— Material for this task —
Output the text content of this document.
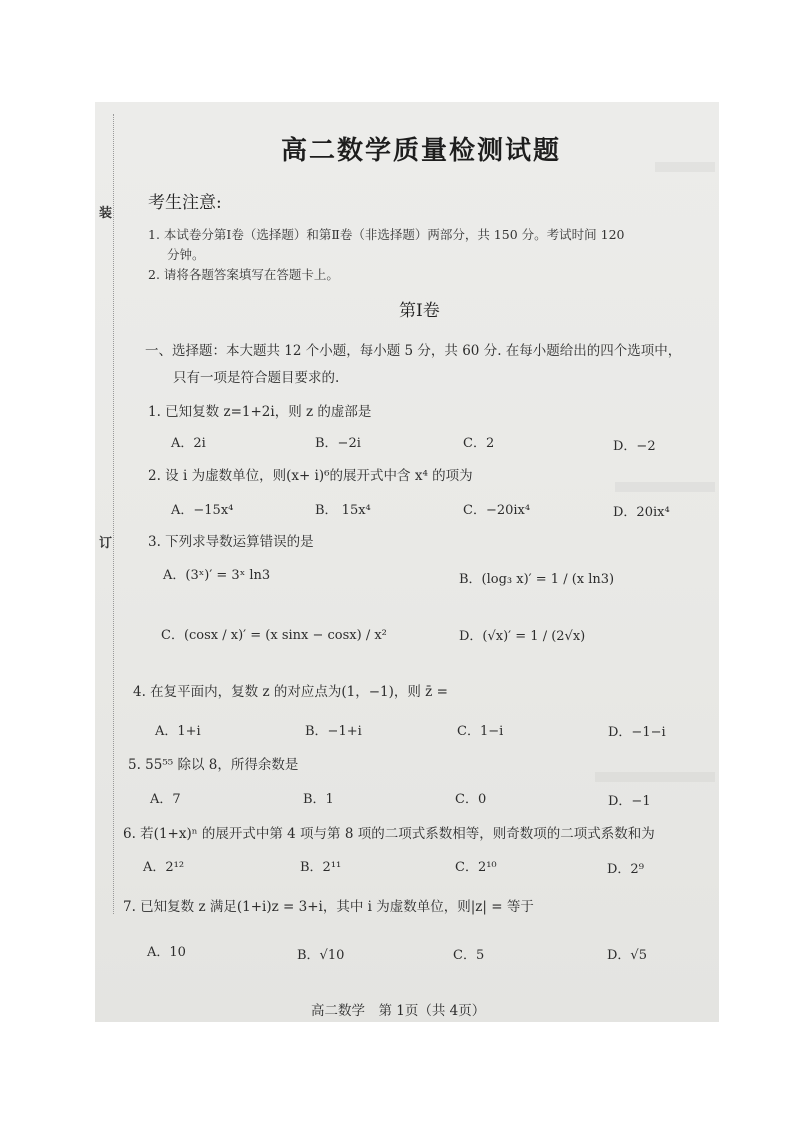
装
订
高二数学质量检测试题
考生注意:
1. 本试卷分第Ⅰ卷（选择题）和第Ⅱ卷（非选择题）两部分，共 150 分。考试时间 120
分钟。
2. 请将各题答案填写在答题卡上。
第Ⅰ卷
一、选择题：本大题共 12 个小题，每小题 5 分，共 60 分. 在每小题给出的四个选项中，
只有一项是符合题目要求的.
1. 已知复数 z=1+2i，则 z 的虚部是
A．2i	B．−2i	C．2	D．−2
2. 设 i 为虚数单位，则(x+ i)⁶的展开式中含 x⁴ 的项为
A．−15x⁴	B． 15x⁴	C．−20ix⁴	D．20ix⁴
3. 下列求导数运算错误的是
A．(3ˣ)′ = 3ˣ ln3	B．(log₃ x)′ = 1 / (x ln3)
C．(cosx / x)′ = (x sinx − cosx) / x²	D．(√x)′ = 1 / (2√x)
4. 在复平面内，复数 z 的对应点为(1，−1)，则 z̄ =
A．1+i	B．−1+i	C．1−i	D．−1−i
5. 55⁵⁵ 除以 8，所得余数是
A．7	B．1	C．0	D．−1
6. 若(1+x)ⁿ 的展开式中第 4 项与第 8 项的二项式系数相等，则奇数项的二项式系数和为
A．2¹²	B．2¹¹	C．2¹⁰	D．2⁹
7. 已知复数 z 满足(1+i)z = 3+i，其中 i 为虚数单位，则|z| = 等于
A．10	B．√10	C．5	D．√5
高二数学　第 1页（共 4页）
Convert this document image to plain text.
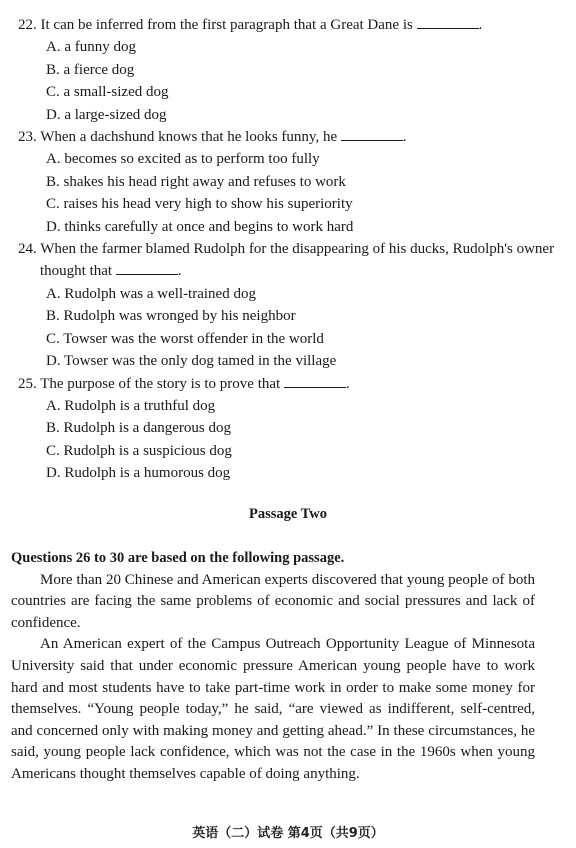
22. It can be inferred from the first paragraph that a Great Dane is	.
A. a funny dog
B. a fierce dog
C. a small-sized dog
D. a large-sized dog
23. When a dachshund knows that he looks funny, he	.
A. becomes so excited as to perform too fully
B. shakes his head right away and refuses to work
C. raises his head very high to show his superiority
D. thinks carefully at once and begins to work hard
24. When the farmer blamed Rudolph for the disappearing of his ducks, Rudolph's owner thought that	.
A. Rudolph was a well-trained dog
B. Rudolph was wronged by his neighbor
C. Towser was the worst offender in the world
D. Towser was the only dog tamed in the village
25. The purpose of the story is to prove that	.
A. Rudolph is a truthful dog
B. Rudolph is a dangerous dog
C. Rudolph is a suspicious dog
D. Rudolph is a humorous dog
Passage Two
Questions 26 to 30 are based on the following passage.

More than 20 Chinese and American experts discovered that young people of both countries are facing the same problems of economic and social pressures and lack of confidence.

An American expert of the Campus Outreach Opportunity League of Minnesota University said that under economic pressure American young people have to work hard and most students have to take part-time work in order to make some money for themselves. “Young people today,” he said, “are viewed as indifferent, self-centred, and concerned only with making money and getting ahead.” In these circumstances, he said, young people lack confidence, which was not the case in the 1960s when young Americans thought themselves capable of doing anything.

英语（二）试卷 第4页（共9页）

— What the task requires —
With the pictures left out, please output each line from the one containing "Convert this document image to plain text." through the end of the entries, exactly as it is.

— Result for this task —
Convert this document image to plain text.
22. It can be inferred from the first paragraph that a Great Dane is	.
A. a funny dog
B. a fierce dog
C. a small-sized dog
D. a large-sized dog
23. When a dachshund knows that he looks funny, he	.
A. becomes so excited as to perform too fully
B. shakes his head right away and refuses to work
C. raises his head very high to show his superiority
D. thinks carefully at once and begins to work hard
24. When the farmer blamed Rudolph for the disappearing of his ducks, Rudolph's owner thought that	.
A. Rudolph was a well-trained dog
B. Rudolph was wronged by his neighbor
C. Towser was the worst offender in the world
D. Towser was the only dog tamed in the village
25. The purpose of the story is to prove that	.
A. Rudolph is a truthful dog
B. Rudolph is a dangerous dog
C. Rudolph is a suspicious dog
D. Rudolph is a humorous dog
Passage Two
Questions 26 to 30 are based on the following passage.

More than 20 Chinese and American experts discovered that young people of both countries are facing the same problems of economic and social pressures and lack of confidence.

An American expert of the Campus Outreach Opportunity League of Minnesota University said that under economic pressure American young people have to work hard and most students have to take part-time work in order to make some money for themselves. “Young people today,” he said, “are viewed as indifferent, self-centred, and concerned only with making money and getting ahead.” In these circumstances, he said, young people lack confidence, which was not the case in the 1960s when young Americans thought themselves capable of doing anything.

英语（二）试卷 第4页（共9页）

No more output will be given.